**SHORT EXERCISE**:
Keep only the lines of the data below that contain "prior", and copy them.

++++ ENTRIES PROVIDED

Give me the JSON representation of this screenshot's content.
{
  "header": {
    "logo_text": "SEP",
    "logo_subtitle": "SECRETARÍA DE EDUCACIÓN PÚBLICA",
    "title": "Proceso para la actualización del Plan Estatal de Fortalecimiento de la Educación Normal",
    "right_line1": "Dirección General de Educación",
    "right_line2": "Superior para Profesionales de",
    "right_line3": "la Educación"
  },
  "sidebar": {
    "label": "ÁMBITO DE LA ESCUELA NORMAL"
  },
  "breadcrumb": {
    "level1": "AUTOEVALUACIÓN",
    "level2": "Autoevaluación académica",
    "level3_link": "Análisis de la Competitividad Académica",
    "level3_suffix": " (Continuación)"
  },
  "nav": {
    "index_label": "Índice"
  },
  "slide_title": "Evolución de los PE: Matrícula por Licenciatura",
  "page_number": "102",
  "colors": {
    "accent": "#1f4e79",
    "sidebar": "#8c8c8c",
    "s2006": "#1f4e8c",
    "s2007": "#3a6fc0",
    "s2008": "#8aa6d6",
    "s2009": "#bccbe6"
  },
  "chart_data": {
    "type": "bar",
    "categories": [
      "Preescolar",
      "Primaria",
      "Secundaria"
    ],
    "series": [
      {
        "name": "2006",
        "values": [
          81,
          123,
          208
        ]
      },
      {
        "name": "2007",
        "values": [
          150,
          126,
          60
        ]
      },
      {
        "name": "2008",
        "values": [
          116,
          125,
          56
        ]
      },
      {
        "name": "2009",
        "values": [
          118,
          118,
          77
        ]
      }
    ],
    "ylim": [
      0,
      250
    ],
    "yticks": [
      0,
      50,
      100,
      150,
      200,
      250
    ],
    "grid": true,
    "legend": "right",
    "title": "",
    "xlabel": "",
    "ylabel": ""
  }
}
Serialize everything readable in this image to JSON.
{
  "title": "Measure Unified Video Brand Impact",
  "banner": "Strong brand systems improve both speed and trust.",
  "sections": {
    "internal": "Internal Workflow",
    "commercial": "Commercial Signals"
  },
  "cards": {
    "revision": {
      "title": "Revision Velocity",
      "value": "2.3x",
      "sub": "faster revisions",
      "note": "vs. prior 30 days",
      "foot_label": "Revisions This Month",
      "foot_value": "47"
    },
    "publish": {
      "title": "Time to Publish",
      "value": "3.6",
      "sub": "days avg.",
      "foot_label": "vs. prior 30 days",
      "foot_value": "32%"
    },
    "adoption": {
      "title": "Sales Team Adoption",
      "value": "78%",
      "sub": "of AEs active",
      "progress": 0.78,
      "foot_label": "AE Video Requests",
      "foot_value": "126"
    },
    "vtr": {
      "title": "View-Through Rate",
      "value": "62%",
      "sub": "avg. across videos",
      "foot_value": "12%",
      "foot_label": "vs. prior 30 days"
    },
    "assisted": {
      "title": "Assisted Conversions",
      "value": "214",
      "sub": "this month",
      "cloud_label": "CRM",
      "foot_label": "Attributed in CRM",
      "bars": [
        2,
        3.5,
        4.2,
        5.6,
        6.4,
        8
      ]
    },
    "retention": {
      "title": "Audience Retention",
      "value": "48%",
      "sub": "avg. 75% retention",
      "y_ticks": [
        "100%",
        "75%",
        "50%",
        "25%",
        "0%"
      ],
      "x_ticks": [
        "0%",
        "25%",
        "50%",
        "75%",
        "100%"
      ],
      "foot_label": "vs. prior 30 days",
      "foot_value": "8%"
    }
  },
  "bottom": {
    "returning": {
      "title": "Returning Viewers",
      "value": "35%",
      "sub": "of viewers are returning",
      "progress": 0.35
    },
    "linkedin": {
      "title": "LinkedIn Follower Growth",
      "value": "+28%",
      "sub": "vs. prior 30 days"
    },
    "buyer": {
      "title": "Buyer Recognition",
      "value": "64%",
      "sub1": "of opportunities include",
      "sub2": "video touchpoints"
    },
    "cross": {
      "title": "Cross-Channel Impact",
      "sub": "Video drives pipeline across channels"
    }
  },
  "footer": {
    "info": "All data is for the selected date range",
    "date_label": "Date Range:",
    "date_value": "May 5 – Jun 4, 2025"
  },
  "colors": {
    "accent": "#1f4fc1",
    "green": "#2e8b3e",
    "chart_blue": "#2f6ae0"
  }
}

++++++++
++++ ENTRIES PROVIDED

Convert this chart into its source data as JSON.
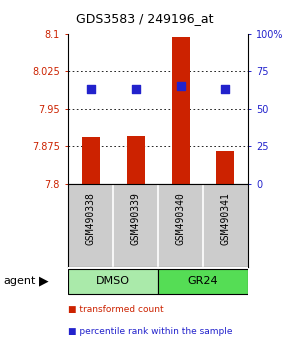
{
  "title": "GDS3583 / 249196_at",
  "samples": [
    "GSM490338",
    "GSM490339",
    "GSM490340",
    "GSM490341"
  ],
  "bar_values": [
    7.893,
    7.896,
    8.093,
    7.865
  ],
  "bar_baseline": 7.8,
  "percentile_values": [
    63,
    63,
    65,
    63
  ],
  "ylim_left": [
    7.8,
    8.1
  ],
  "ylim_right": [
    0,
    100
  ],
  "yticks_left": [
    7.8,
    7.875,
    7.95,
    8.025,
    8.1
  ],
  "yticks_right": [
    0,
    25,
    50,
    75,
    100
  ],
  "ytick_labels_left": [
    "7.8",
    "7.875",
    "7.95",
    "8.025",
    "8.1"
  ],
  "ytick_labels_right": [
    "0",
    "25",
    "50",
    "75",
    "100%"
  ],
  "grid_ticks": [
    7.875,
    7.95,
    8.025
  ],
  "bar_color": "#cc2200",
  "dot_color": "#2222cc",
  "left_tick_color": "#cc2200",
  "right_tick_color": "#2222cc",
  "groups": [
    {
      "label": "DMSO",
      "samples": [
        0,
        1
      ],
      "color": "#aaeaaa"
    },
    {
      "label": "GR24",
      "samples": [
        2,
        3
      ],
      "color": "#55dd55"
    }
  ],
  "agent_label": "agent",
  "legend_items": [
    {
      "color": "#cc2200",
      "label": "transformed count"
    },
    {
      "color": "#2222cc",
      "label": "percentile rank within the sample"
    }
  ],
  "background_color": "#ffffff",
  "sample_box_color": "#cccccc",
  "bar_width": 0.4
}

++++++++

**FULL SOLUTION**:
      "note": "vs. prior 30 days",
      "foot_label": "vs. prior 30 days",
      "foot_label": "vs. prior 30 days"
      "foot_label": "vs. prior 30 days",
      "sub": "vs. prior 30 days"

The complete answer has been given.